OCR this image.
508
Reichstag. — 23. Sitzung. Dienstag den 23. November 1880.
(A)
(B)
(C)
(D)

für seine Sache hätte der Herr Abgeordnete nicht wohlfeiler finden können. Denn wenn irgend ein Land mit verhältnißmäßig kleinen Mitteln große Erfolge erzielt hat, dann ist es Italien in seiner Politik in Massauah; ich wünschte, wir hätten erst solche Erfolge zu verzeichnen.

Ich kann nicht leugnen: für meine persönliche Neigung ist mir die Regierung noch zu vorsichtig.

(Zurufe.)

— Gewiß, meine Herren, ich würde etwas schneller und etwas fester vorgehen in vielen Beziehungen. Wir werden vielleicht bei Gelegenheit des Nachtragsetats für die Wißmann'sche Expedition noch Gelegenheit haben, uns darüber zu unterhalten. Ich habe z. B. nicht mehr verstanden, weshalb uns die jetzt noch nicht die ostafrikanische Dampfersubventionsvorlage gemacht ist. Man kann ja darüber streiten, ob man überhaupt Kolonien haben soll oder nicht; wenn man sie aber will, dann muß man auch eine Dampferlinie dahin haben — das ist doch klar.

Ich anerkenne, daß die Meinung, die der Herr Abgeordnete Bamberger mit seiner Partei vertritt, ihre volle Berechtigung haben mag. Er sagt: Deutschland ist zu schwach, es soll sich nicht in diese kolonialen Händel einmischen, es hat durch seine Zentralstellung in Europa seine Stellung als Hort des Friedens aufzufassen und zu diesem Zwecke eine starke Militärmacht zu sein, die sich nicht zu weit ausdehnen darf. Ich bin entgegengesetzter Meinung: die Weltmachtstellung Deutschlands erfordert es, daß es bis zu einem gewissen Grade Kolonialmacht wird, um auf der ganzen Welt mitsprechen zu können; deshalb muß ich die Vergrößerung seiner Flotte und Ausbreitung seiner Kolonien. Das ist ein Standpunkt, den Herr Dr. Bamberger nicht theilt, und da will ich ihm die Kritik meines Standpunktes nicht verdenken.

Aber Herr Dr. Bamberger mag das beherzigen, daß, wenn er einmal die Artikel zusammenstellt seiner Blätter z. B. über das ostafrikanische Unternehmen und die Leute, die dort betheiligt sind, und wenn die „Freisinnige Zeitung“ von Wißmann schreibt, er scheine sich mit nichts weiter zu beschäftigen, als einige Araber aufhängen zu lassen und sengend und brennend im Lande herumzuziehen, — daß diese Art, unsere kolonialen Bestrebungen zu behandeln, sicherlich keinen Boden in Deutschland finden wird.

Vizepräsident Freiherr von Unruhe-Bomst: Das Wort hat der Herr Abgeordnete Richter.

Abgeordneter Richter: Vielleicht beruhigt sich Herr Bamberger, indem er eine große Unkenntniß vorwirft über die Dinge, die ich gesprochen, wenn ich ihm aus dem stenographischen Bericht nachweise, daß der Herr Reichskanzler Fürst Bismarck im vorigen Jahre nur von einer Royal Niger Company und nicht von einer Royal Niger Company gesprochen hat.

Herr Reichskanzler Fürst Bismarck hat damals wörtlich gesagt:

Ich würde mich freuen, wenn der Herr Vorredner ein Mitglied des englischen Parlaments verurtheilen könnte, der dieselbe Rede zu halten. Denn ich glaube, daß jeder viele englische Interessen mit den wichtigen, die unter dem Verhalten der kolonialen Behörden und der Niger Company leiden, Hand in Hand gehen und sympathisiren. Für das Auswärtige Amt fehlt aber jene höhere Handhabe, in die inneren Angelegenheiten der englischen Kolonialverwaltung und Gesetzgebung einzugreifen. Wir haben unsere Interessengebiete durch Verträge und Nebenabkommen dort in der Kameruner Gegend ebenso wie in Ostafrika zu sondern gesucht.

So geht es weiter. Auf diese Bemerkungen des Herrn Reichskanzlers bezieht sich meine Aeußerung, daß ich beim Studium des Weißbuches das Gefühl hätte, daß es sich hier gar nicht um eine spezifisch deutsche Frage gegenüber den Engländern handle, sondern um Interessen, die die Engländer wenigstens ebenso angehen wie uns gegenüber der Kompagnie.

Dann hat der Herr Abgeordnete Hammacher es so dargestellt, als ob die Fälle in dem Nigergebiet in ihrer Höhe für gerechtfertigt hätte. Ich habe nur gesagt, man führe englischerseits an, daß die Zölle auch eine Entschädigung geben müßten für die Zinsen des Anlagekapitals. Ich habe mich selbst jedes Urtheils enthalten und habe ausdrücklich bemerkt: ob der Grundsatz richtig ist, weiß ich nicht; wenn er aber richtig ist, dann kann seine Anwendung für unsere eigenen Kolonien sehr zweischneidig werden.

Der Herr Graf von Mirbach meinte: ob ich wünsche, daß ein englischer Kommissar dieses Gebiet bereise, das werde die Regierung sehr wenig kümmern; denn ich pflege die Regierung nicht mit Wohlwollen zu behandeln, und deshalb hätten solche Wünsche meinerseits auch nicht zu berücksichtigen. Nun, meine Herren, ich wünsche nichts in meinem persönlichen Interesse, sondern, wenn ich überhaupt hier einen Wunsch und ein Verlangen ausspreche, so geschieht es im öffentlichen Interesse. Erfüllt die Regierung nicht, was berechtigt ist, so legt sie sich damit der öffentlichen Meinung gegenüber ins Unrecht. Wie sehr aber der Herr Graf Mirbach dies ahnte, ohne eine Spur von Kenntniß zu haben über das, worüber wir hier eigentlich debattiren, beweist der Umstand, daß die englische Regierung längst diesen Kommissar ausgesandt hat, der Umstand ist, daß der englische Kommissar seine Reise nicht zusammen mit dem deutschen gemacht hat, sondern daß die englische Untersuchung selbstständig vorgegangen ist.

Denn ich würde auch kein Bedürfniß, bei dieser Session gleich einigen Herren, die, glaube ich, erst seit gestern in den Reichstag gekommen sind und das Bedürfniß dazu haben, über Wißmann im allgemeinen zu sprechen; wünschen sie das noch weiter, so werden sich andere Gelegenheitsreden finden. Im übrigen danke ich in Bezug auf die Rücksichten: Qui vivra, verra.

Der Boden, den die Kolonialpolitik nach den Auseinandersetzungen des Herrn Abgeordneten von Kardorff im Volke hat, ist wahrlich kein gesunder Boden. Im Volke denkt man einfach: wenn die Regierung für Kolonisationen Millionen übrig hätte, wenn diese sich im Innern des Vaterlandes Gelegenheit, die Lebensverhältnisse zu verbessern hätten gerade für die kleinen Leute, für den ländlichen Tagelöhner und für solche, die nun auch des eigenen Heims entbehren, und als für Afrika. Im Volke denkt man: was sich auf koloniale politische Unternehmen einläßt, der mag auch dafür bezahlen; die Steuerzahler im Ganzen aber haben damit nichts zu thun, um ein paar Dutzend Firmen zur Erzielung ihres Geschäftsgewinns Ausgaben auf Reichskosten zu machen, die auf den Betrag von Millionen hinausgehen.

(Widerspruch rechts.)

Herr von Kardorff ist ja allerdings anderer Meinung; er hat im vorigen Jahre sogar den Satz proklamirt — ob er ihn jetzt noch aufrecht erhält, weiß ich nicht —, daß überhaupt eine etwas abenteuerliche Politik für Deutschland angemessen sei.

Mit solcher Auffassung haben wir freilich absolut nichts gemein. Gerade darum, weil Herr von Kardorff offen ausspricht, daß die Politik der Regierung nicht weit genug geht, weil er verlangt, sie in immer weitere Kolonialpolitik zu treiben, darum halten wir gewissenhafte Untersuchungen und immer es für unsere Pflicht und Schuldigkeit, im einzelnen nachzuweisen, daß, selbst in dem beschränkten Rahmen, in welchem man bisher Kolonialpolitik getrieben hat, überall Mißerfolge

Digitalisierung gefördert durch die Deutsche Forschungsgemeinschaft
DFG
────────────────────
Repeat the data in its entirety, character for character.

WORKED ANSWER:
OCR this image.
508
Reichstag. — 23. Sitzung. Dienstag den 23. November 1880.
(A)
(B)
(C)
(D)

für seine Sache hätte der Herr Abgeordnete nicht wohlfeiler finden können. Denn wenn irgend ein Land mit verhältnißmäßig kleinen Mitteln große Erfolge erzielt hat, dann ist es Italien in seiner Politik in Massauah; ich wünschte, wir hätten erst solche Erfolge zu verzeichnen.

Ich kann nicht leugnen: für meine persönliche Neigung ist mir die Regierung noch zu vorsichtig.

(Zurufe.)

— Gewiß, meine Herren, ich würde etwas schneller und etwas fester vorgehen in vielen Beziehungen. Wir werden vielleicht bei Gelegenheit des Nachtragsetats für die Wißmann'sche Expedition noch Gelegenheit haben, uns darüber zu unterhalten. Ich habe z. B. nicht mehr verstanden, weshalb uns die jetzt noch nicht die ostafrikanische Dampfersubventionsvorlage gemacht ist. Man kann ja darüber streiten, ob man überhaupt Kolonien haben soll oder nicht; wenn man sie aber will, dann muß man auch eine Dampferlinie dahin haben — das ist doch klar.

Ich anerkenne, daß die Meinung, die der Herr Abgeordnete Bamberger mit seiner Partei vertritt, ihre volle Berechtigung haben mag. Er sagt: Deutschland ist zu schwach, es soll sich nicht in diese kolonialen Händel einmischen, es hat durch seine Zentralstellung in Europa seine Stellung als Hort des Friedens aufzufassen und zu diesem Zwecke eine starke Militärmacht zu sein, die sich nicht zu weit ausdehnen darf. Ich bin entgegengesetzter Meinung: die Weltmachtstellung Deutschlands erfordert es, daß es bis zu einem gewissen Grade Kolonialmacht wird, um auf der ganzen Welt mitsprechen zu können; deshalb muß ich die Vergrößerung seiner Flotte und Ausbreitung seiner Kolonien. Das ist ein Standpunkt, den Herr Dr. Bamberger nicht theilt, und da will ich ihm die Kritik meines Standpunktes nicht verdenken.

Aber Herr Dr. Bamberger mag das beherzigen, daß, wenn er einmal die Artikel zusammenstellt seiner Blätter z. B. über das ostafrikanische Unternehmen und die Leute, die dort betheiligt sind, und wenn die „Freisinnige Zeitung“ von Wißmann schreibt, er scheine sich mit nichts weiter zu beschäftigen, als einige Araber aufhängen zu lassen und sengend und brennend im Lande herumzuziehen, — daß diese Art, unsere kolonialen Bestrebungen zu behandeln, sicherlich keinen Boden in Deutschland finden wird.

Vizepräsident Freiherr von Unruhe-Bomst: Das Wort hat der Herr Abgeordnete Richter.

Abgeordneter Richter: Vielleicht beruhigt sich Herr Bamberger, indem er eine große Unkenntniß vorwirft über die Dinge, die ich gesprochen, wenn ich ihm aus dem stenographischen Bericht nachweise, daß der Herr Reichskanzler Fürst Bismarck im vorigen Jahre nur von einer Royal Niger Company und nicht von einer Royal Niger Company gesprochen hat.

Herr Reichskanzler Fürst Bismarck hat damals wörtlich gesagt:

Ich würde mich freuen, wenn der Herr Vorredner ein Mitglied des englischen Parlaments verurtheilen könnte, der dieselbe Rede zu halten. Denn ich glaube, daß jeder viele englische Interessen mit den wichtigen, die unter dem Verhalten der kolonialen Behörden und der Niger Company leiden, Hand in Hand gehen und sympathisiren. Für das Auswärtige Amt fehlt aber jene höhere Handhabe, in die inneren Angelegenheiten der englischen Kolonialverwaltung und Gesetzgebung einzugreifen. Wir haben unsere Interessengebiete durch Verträge und Nebenabkommen dort in der Kameruner Gegend ebenso wie in Ostafrika zu sondern gesucht.

So geht es weiter. Auf diese Bemerkungen des Herrn Reichskanzlers bezieht sich meine Aeußerung, daß ich beim Studium des Weißbuches das Gefühl hätte, daß es sich hier gar nicht um eine spezifisch deutsche Frage gegenüber den Engländern handle, sondern um Interessen, die die Engländer wenigstens ebenso angehen wie uns gegenüber der Kompagnie.

Dann hat der Herr Abgeordnete Hammacher es so dargestellt, als ob die Fälle in dem Nigergebiet in ihrer Höhe für gerechtfertigt hätte. Ich habe nur gesagt, man führe englischerseits an, daß die Zölle auch eine Entschädigung geben müßten für die Zinsen des Anlagekapitals. Ich habe mich selbst jedes Urtheils enthalten und habe ausdrücklich bemerkt: ob der Grundsatz richtig ist, weiß ich nicht; wenn er aber richtig ist, dann kann seine Anwendung für unsere eigenen Kolonien sehr zweischneidig werden.

Der Herr Graf von Mirbach meinte: ob ich wünsche, daß ein englischer Kommissar dieses Gebiet bereise, das werde die Regierung sehr wenig kümmern; denn ich pflege die Regierung nicht mit Wohlwollen zu behandeln, und deshalb hätten solche Wünsche meinerseits auch nicht zu berücksichtigen. Nun, meine Herren, ich wünsche nichts in meinem persönlichen Interesse, sondern, wenn ich überhaupt hier einen Wunsch und ein Verlangen ausspreche, so geschieht es im öffentlichen Interesse. Erfüllt die Regierung nicht, was berechtigt ist, so legt sie sich damit der öffentlichen Meinung gegenüber ins Unrecht. Wie sehr aber der Herr Graf Mirbach dies ahnte, ohne eine Spur von Kenntniß zu haben über das, worüber wir hier eigentlich debattiren, beweist der Umstand, daß die englische Regierung längst diesen Kommissar ausgesandt hat, der Umstand ist, daß der englische Kommissar seine Reise nicht zusammen mit dem deutschen gemacht hat, sondern daß die englische Untersuchung selbstständig vorgegangen ist.

Denn ich würde auch kein Bedürfniß, bei dieser Session gleich einigen Herren, die, glaube ich, erst seit gestern in den Reichstag gekommen sind und das Bedürfniß dazu haben, über Wißmann im allgemeinen zu sprechen; wünschen sie das noch weiter, so werden sich andere Gelegenheitsreden finden. Im übrigen danke ich in Bezug auf die Rücksichten: Qui vivra, verra.

Der Boden, den die Kolonialpolitik nach den Auseinandersetzungen des Herrn Abgeordneten von Kardorff im Volke hat, ist wahrlich kein gesunder Boden. Im Volke denkt man einfach: wenn die Regierung für Kolonisationen Millionen übrig hätte, wenn diese sich im Innern des Vaterlandes Gelegenheit, die Lebensverhältnisse zu verbessern hätten gerade für die kleinen Leute, für den ländlichen Tagelöhner und für solche, die nun auch des eigenen Heims entbehren, und als für Afrika. Im Volke denkt man: was sich auf koloniale politische Unternehmen einläßt, der mag auch dafür bezahlen; die Steuerzahler im Ganzen aber haben damit nichts zu thun, um ein paar Dutzend Firmen zur Erzielung ihres Geschäftsgewinns Ausgaben auf Reichskosten zu machen, die auf den Betrag von Millionen hinausgehen.

(Widerspruch rechts.)

Herr von Kardorff ist ja allerdings anderer Meinung; er hat im vorigen Jahre sogar den Satz proklamirt — ob er ihn jetzt noch aufrecht erhält, weiß ich nicht —, daß überhaupt eine etwas abenteuerliche Politik für Deutschland angemessen sei.

Mit solcher Auffassung haben wir freilich absolut nichts gemein. Gerade darum, weil Herr von Kardorff offen ausspricht, daß die Politik der Regierung nicht weit genug geht, weil er verlangt, sie in immer weitere Kolonialpolitik zu treiben, darum halten wir gewissenhafte Untersuchungen und immer es für unsere Pflicht und Schuldigkeit, im einzelnen nachzuweisen, daß, selbst in dem beschränkten Rahmen, in welchem man bisher Kolonialpolitik getrieben hat, überall Mißerfolge

Digitalisierung gefördert durch die Deutsche Forschungsgemeinschaft
DFG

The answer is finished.